** Task to complete **
Wherever the word "Then" appears in a line, copy that line.
══ Records shown ══
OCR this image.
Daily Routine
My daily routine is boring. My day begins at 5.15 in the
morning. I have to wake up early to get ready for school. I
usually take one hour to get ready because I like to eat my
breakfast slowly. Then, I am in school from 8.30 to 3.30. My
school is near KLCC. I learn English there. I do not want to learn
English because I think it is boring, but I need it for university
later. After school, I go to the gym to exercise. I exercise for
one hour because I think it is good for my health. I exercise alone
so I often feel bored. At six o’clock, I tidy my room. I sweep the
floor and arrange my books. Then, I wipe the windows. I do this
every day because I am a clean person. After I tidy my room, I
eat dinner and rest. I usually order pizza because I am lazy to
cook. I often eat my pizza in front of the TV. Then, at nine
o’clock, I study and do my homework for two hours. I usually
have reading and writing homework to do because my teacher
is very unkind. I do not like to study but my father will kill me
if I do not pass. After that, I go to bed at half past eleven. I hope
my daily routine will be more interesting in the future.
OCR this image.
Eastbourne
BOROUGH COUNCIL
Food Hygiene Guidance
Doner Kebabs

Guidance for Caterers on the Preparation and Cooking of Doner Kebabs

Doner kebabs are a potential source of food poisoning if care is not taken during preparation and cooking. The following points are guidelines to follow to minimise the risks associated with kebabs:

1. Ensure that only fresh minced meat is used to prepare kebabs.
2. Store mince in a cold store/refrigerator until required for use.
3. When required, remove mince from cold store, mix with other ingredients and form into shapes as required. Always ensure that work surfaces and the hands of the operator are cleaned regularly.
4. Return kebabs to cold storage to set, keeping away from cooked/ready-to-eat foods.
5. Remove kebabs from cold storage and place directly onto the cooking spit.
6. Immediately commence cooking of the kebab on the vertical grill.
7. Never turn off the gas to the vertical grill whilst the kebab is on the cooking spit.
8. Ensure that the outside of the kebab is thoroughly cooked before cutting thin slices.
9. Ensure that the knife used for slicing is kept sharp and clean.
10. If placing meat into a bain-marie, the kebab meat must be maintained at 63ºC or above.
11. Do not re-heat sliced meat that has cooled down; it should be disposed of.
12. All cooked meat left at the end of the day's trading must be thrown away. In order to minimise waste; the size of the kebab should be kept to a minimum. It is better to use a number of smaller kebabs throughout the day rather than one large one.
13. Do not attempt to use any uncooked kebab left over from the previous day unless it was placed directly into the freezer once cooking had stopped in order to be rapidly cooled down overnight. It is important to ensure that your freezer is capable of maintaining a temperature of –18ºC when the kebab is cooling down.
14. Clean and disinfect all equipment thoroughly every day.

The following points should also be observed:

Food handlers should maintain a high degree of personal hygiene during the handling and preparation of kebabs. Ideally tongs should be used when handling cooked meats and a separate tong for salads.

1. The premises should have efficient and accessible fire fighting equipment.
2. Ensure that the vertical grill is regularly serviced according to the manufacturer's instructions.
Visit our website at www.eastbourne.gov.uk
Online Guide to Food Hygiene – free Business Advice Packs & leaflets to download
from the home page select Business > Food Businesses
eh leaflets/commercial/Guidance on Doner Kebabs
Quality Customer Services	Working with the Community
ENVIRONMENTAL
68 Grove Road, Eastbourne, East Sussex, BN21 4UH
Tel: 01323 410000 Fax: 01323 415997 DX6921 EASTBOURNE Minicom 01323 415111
═══
** Solution to the problem **
breakfast slowly. Then, I am in school from 8.30 to 3.30. My
floor and arrange my books. Then, I wipe the windows. I do this
cook. I often eat my pizza in front of the TV. Then, at nine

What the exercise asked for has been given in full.